-- Start of EXTRACTED RECORDS --

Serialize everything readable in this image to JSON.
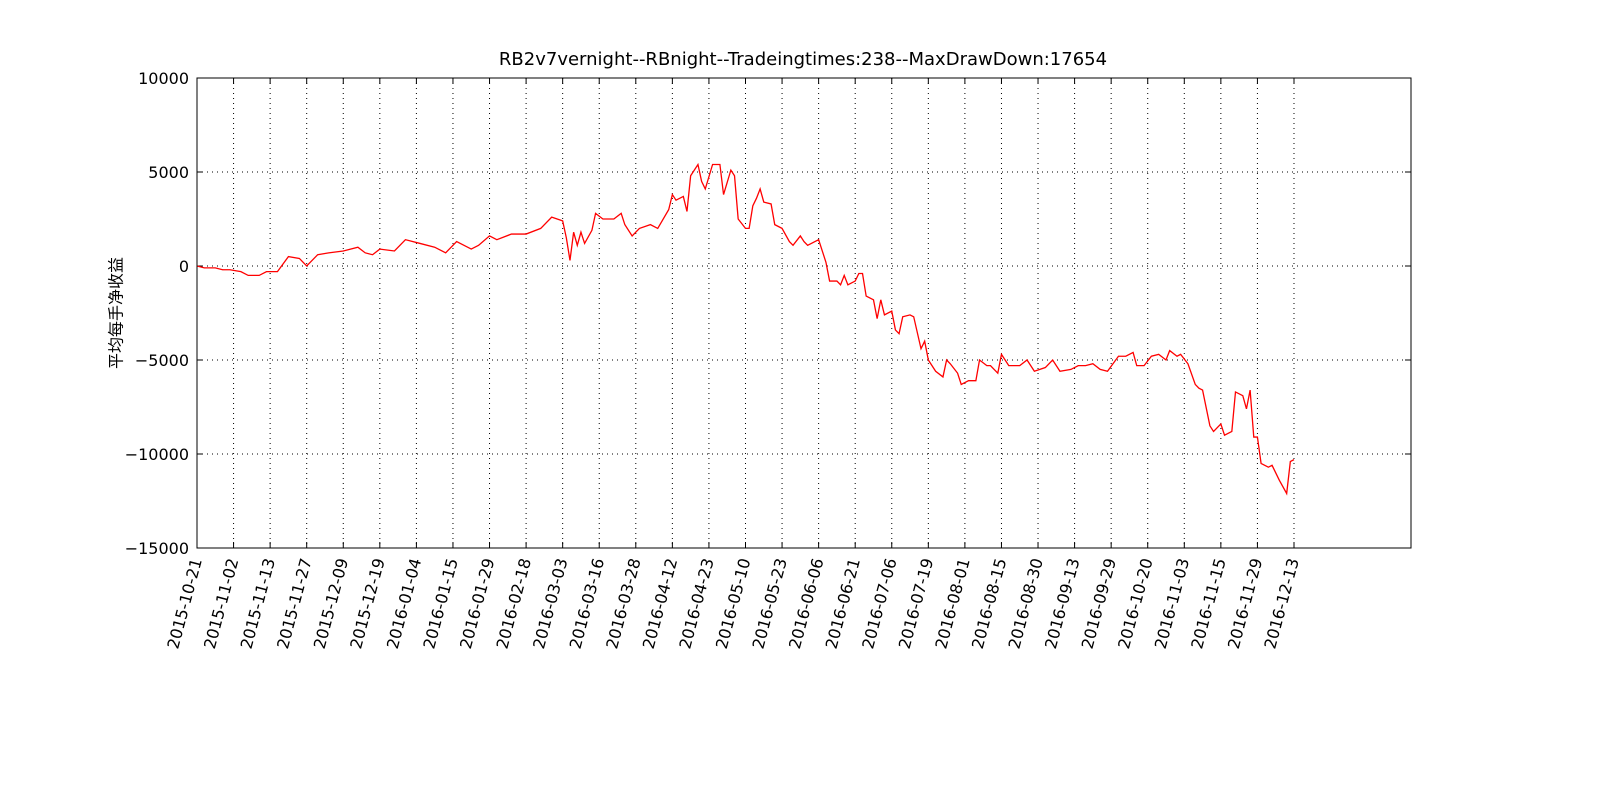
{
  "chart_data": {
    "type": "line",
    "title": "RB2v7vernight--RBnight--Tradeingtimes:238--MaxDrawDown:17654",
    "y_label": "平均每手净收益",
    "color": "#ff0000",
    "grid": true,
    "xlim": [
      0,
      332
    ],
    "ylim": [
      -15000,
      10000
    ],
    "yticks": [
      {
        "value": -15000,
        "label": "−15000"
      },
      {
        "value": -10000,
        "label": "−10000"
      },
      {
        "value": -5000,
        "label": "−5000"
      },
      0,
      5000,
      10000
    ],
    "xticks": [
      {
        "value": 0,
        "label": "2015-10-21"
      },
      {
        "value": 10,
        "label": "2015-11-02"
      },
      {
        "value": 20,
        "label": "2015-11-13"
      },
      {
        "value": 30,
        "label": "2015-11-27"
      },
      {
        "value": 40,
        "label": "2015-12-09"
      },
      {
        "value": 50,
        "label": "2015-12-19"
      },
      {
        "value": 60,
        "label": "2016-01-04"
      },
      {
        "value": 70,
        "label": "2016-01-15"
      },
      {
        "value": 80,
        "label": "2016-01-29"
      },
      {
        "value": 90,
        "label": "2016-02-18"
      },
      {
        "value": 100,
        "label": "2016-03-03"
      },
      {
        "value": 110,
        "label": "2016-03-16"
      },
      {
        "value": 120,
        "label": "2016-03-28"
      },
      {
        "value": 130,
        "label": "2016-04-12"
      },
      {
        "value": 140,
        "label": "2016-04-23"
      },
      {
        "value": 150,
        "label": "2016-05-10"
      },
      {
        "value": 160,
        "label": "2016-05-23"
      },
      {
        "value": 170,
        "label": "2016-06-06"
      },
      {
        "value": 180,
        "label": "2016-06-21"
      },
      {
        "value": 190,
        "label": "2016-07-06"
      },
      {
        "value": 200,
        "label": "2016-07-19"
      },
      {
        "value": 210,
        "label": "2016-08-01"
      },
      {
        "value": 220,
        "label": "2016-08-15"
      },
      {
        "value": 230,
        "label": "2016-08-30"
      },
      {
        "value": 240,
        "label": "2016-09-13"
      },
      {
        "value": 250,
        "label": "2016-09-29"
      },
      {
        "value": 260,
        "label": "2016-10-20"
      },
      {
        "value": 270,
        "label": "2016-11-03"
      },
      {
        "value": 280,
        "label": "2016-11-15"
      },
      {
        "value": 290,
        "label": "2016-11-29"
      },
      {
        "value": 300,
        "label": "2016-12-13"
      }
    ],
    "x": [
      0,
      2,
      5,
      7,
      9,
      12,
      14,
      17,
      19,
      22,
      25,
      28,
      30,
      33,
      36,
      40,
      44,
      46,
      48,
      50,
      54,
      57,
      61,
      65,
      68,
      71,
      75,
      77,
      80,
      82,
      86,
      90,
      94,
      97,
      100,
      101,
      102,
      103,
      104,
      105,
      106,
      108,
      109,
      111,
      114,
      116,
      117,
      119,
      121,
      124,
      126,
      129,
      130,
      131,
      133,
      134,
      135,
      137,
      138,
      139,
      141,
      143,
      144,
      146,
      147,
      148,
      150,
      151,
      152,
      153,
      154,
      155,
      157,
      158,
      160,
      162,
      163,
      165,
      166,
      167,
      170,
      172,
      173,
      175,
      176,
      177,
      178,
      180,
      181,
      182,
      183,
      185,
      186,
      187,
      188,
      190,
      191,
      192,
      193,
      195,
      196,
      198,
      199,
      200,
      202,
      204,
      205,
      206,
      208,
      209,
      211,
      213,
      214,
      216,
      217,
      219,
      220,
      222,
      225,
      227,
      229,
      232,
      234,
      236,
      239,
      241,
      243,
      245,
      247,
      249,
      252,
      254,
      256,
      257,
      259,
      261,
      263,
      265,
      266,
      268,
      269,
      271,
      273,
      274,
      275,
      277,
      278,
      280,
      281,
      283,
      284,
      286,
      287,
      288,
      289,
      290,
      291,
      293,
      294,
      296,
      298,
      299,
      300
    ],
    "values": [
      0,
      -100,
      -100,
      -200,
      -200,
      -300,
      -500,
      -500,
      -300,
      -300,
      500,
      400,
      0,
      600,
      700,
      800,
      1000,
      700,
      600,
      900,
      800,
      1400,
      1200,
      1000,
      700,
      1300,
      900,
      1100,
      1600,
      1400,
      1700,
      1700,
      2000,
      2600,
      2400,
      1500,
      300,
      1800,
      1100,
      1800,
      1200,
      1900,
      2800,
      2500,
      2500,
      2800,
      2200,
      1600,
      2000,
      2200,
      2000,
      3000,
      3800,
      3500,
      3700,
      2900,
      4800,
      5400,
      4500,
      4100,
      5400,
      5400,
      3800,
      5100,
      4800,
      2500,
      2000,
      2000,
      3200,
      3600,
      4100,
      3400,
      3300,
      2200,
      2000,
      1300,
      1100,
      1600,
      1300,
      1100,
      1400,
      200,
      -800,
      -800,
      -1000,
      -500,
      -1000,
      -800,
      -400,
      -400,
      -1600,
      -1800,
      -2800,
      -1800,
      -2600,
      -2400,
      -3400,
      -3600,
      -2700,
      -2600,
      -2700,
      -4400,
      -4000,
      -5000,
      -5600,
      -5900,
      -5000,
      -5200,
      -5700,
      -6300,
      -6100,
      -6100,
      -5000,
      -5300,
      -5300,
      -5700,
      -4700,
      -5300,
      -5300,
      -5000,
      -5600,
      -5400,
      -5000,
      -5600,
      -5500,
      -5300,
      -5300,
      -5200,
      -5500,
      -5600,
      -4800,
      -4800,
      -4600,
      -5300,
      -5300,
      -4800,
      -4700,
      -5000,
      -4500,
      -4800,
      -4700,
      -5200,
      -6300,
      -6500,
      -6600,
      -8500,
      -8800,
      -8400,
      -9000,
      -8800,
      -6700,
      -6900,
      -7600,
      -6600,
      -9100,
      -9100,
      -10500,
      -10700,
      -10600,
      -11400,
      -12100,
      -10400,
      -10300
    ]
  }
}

-- End of EXTRACTED RECORDS --

● TASK DETAILS:
Every entry above needs to be retyped exactly; drop the pictures.

● EXPECTED OUTPUT:
Serialize everything readable in this image to JSON.
{
  "chart_data": {
    "type": "line",
    "title": "RB2v7vernight--RBnight--Tradeingtimes:238--MaxDrawDown:17654",
    "y_label": "平均每手净收益",
    "color": "#ff0000",
    "grid": true,
    "xlim": [
      0,
      332
    ],
    "ylim": [
      -15000,
      10000
    ],
    "yticks": [
      {
        "value": -15000,
        "label": "−15000"
      },
      {
        "value": -10000,
        "label": "−10000"
      },
      {
        "value": -5000,
        "label": "−5000"
      },
      0,
      5000,
      10000
    ],
    "xticks": [
      {
        "value": 0,
        "label": "2015-10-21"
      },
      {
        "value": 10,
        "label": "2015-11-02"
      },
      {
        "value": 20,
        "label": "2015-11-13"
      },
      {
        "value": 30,
        "label": "2015-11-27"
      },
      {
        "value": 40,
        "label": "2015-12-09"
      },
      {
        "value": 50,
        "label": "2015-12-19"
      },
      {
        "value": 60,
        "label": "2016-01-04"
      },
      {
        "value": 70,
        "label": "2016-01-15"
      },
      {
        "value": 80,
        "label": "2016-01-29"
      },
      {
        "value": 90,
        "label": "2016-02-18"
      },
      {
        "value": 100,
        "label": "2016-03-03"
      },
      {
        "value": 110,
        "label": "2016-03-16"
      },
      {
        "value": 120,
        "label": "2016-03-28"
      },
      {
        "value": 130,
        "label": "2016-04-12"
      },
      {
        "value": 140,
        "label": "2016-04-23"
      },
      {
        "value": 150,
        "label": "2016-05-10"
      },
      {
        "value": 160,
        "label": "2016-05-23"
      },
      {
        "value": 170,
        "label": "2016-06-06"
      },
      {
        "value": 180,
        "label": "2016-06-21"
      },
      {
        "value": 190,
        "label": "2016-07-06"
      },
      {
        "value": 200,
        "label": "2016-07-19"
      },
      {
        "value": 210,
        "label": "2016-08-01"
      },
      {
        "value": 220,
        "label": "2016-08-15"
      },
      {
        "value": 230,
        "label": "2016-08-30"
      },
      {
        "value": 240,
        "label": "2016-09-13"
      },
      {
        "value": 250,
        "label": "2016-09-29"
      },
      {
        "value": 260,
        "label": "2016-10-20"
      },
      {
        "value": 270,
        "label": "2016-11-03"
      },
      {
        "value": 280,
        "label": "2016-11-15"
      },
      {
        "value": 290,
        "label": "2016-11-29"
      },
      {
        "value": 300,
        "label": "2016-12-13"
      }
    ],
    "x": [
      0,
      2,
      5,
      7,
      9,
      12,
      14,
      17,
      19,
      22,
      25,
      28,
      30,
      33,
      36,
      40,
      44,
      46,
      48,
      50,
      54,
      57,
      61,
      65,
      68,
      71,
      75,
      77,
      80,
      82,
      86,
      90,
      94,
      97,
      100,
      101,
      102,
      103,
      104,
      105,
      106,
      108,
      109,
      111,
      114,
      116,
      117,
      119,
      121,
      124,
      126,
      129,
      130,
      131,
      133,
      134,
      135,
      137,
      138,
      139,
      141,
      143,
      144,
      146,
      147,
      148,
      150,
      151,
      152,
      153,
      154,
      155,
      157,
      158,
      160,
      162,
      163,
      165,
      166,
      167,
      170,
      172,
      173,
      175,
      176,
      177,
      178,
      180,
      181,
      182,
      183,
      185,
      186,
      187,
      188,
      190,
      191,
      192,
      193,
      195,
      196,
      198,
      199,
      200,
      202,
      204,
      205,
      206,
      208,
      209,
      211,
      213,
      214,
      216,
      217,
      219,
      220,
      222,
      225,
      227,
      229,
      232,
      234,
      236,
      239,
      241,
      243,
      245,
      247,
      249,
      252,
      254,
      256,
      257,
      259,
      261,
      263,
      265,
      266,
      268,
      269,
      271,
      273,
      274,
      275,
      277,
      278,
      280,
      281,
      283,
      284,
      286,
      287,
      288,
      289,
      290,
      291,
      293,
      294,
      296,
      298,
      299,
      300
    ],
    "values": [
      0,
      -100,
      -100,
      -200,
      -200,
      -300,
      -500,
      -500,
      -300,
      -300,
      500,
      400,
      0,
      600,
      700,
      800,
      1000,
      700,
      600,
      900,
      800,
      1400,
      1200,
      1000,
      700,
      1300,
      900,
      1100,
      1600,
      1400,
      1700,
      1700,
      2000,
      2600,
      2400,
      1500,
      300,
      1800,
      1100,
      1800,
      1200,
      1900,
      2800,
      2500,
      2500,
      2800,
      2200,
      1600,
      2000,
      2200,
      2000,
      3000,
      3800,
      3500,
      3700,
      2900,
      4800,
      5400,
      4500,
      4100,
      5400,
      5400,
      3800,
      5100,
      4800,
      2500,
      2000,
      2000,
      3200,
      3600,
      4100,
      3400,
      3300,
      2200,
      2000,
      1300,
      1100,
      1600,
      1300,
      1100,
      1400,
      200,
      -800,
      -800,
      -1000,
      -500,
      -1000,
      -800,
      -400,
      -400,
      -1600,
      -1800,
      -2800,
      -1800,
      -2600,
      -2400,
      -3400,
      -3600,
      -2700,
      -2600,
      -2700,
      -4400,
      -4000,
      -5000,
      -5600,
      -5900,
      -5000,
      -5200,
      -5700,
      -6300,
      -6100,
      -6100,
      -5000,
      -5300,
      -5300,
      -5700,
      -4700,
      -5300,
      -5300,
      -5000,
      -5600,
      -5400,
      -5000,
      -5600,
      -5500,
      -5300,
      -5300,
      -5200,
      -5500,
      -5600,
      -4800,
      -4800,
      -4600,
      -5300,
      -5300,
      -4800,
      -4700,
      -5000,
      -4500,
      -4800,
      -4700,
      -5200,
      -6300,
      -6500,
      -6600,
      -8500,
      -8800,
      -8400,
      -9000,
      -8800,
      -6700,
      -6900,
      -7600,
      -6600,
      -9100,
      -9100,
      -10500,
      -10700,
      -10600,
      -11400,
      -12100,
      -10400,
      -10300
    ]
  }
}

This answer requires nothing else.